= THE TASK =
Restate every entry word for word.

start SUPPLIED ENTRIES

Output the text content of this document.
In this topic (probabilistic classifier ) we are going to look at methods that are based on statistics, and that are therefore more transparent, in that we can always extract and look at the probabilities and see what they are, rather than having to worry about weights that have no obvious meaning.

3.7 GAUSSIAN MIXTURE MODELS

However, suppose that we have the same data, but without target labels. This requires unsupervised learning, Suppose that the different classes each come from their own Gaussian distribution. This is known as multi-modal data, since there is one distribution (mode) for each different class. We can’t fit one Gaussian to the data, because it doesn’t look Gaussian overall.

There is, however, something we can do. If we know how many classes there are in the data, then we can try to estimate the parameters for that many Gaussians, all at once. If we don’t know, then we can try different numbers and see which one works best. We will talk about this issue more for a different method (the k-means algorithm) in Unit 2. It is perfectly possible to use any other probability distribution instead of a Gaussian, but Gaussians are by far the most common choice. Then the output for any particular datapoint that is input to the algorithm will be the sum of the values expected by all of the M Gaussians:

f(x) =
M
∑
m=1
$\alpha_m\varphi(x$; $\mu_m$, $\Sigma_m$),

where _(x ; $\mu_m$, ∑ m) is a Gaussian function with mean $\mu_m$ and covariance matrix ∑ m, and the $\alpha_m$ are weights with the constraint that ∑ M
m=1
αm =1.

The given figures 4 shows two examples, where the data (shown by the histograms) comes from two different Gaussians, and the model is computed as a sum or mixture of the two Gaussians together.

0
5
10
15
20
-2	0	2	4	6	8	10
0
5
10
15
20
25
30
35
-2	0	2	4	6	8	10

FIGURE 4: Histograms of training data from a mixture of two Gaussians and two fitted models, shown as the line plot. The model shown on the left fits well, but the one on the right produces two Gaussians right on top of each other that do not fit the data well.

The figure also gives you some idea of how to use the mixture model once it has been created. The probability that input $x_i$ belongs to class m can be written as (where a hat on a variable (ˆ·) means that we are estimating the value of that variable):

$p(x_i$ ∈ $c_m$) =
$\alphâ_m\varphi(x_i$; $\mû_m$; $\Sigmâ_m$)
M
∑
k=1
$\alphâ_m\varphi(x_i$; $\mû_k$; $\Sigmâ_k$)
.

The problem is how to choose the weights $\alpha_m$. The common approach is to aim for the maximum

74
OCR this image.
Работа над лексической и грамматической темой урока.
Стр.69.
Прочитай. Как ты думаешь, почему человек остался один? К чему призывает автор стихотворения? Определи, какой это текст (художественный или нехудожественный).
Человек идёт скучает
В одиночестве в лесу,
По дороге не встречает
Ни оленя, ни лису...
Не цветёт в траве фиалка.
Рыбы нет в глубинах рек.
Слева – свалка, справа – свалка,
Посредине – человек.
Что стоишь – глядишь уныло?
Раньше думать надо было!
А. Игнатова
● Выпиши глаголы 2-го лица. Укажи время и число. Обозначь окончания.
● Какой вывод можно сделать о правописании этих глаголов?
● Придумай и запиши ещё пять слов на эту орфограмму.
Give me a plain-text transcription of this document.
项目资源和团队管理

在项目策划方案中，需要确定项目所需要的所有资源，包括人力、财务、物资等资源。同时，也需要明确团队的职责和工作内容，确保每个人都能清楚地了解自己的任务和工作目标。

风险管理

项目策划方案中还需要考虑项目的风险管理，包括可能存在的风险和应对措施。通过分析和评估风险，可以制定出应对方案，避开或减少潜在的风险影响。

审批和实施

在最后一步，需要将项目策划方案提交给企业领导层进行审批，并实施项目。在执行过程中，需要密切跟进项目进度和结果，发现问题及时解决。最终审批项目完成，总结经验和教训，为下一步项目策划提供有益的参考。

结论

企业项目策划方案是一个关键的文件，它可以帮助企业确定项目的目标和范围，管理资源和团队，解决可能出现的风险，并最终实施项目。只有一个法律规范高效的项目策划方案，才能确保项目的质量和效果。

end SUPPLIED ENTRIES

= RESULT FOR THIS EXERCISE =
Output the text content of this document.
In this topic (probabilistic classifier ) we are going to look at methods that are based on statistics, and that are therefore more transparent, in that we can always extract and look at the probabilities and see what they are, rather than having to worry about weights that have no obvious meaning.

3.7 GAUSSIAN MIXTURE MODELS

However, suppose that we have the same data, but without target labels. This requires unsupervised learning, Suppose that the different classes each come from their own Gaussian distribution. This is known as multi-modal data, since there is one distribution (mode) for each different class. We can’t fit one Gaussian to the data, because it doesn’t look Gaussian overall.

There is, however, something we can do. If we know how many classes there are in the data, then we can try to estimate the parameters for that many Gaussians, all at once. If we don’t know, then we can try different numbers and see which one works best. We will talk about this issue more for a different method (the k-means algorithm) in Unit 2. It is perfectly possible to use any other probability distribution instead of a Gaussian, but Gaussians are by far the most common choice. Then the output for any particular datapoint that is input to the algorithm will be the sum of the values expected by all of the M Gaussians:

f(x) =
M
∑
m=1
$\alpha_m\varphi(x$; $\mu_m$, $\Sigma_m$),

where _(x ; $\mu_m$, ∑ m) is a Gaussian function with mean $\mu_m$ and covariance matrix ∑ m, and the $\alpha_m$ are weights with the constraint that ∑ M
m=1
αm =1.

The given figures 4 shows two examples, where the data (shown by the histograms) comes from two different Gaussians, and the model is computed as a sum or mixture of the two Gaussians together.

0
5
10
15
20
-2	0	2	4	6	8	10
0
5
10
15
20
25
30
35
-2	0	2	4	6	8	10

FIGURE 4: Histograms of training data from a mixture of two Gaussians and two fitted models, shown as the line plot. The model shown on the left fits well, but the one on the right produces two Gaussians right on top of each other that do not fit the data well.

The figure also gives you some idea of how to use the mixture model once it has been created. The probability that input $x_i$ belongs to class m can be written as (where a hat on a variable (ˆ·) means that we are estimating the value of that variable):

$p(x_i$ ∈ $c_m$) =
$\alphâ_m\varphi(x_i$; $\mû_m$; $\Sigmâ_m$)
M
∑
k=1
$\alphâ_m\varphi(x_i$; $\mû_k$; $\Sigmâ_k$)
.

The problem is how to choose the weights $\alpha_m$. The common approach is to aim for the maximum

74
OCR this image.
Работа над лексической и грамматической темой урока.
Стр.69.
Прочитай. Как ты думаешь, почему человек остался один? К чему призывает автор стихотворения? Определи, какой это текст (художественный или нехудожественный).
Человек идёт скучает
В одиночестве в лесу,
По дороге не встречает
Ни оленя, ни лису...
Не цветёт в траве фиалка.
Рыбы нет в глубинах рек.
Слева – свалка, справа – свалка,
Посредине – человек.
Что стоишь – глядишь уныло?
Раньше думать надо было!
А. Игнатова
● Выпиши глаголы 2-го лица. Укажи время и число. Обозначь окончания.
● Какой вывод можно сделать о правописании этих глаголов?
● Придумай и запиши ещё пять слов на эту орфограмму.
Give me a plain-text transcription of this document.
项目资源和团队管理

在项目策划方案中，需要确定项目所需要的所有资源，包括人力、财务、物资等资源。同时，也需要明确团队的职责和工作内容，确保每个人都能清楚地了解自己的任务和工作目标。

风险管理

项目策划方案中还需要考虑项目的风险管理，包括可能存在的风险和应对措施。通过分析和评估风险，可以制定出应对方案，避开或减少潜在的风险影响。

审批和实施

在最后一步，需要将项目策划方案提交给企业领导层进行审批，并实施项目。在执行过程中，需要密切跟进项目进度和结果，发现问题及时解决。最终审批项目完成，总结经验和教训，为下一步项目策划提供有益的参考。

结论

企业项目策划方案是一个关键的文件，它可以帮助企业确定项目的目标和范围，管理资源和团队，解决可能出现的风险，并最终实施项目。只有一个法律规范高效的项目策划方案，才能确保项目的质量和效果。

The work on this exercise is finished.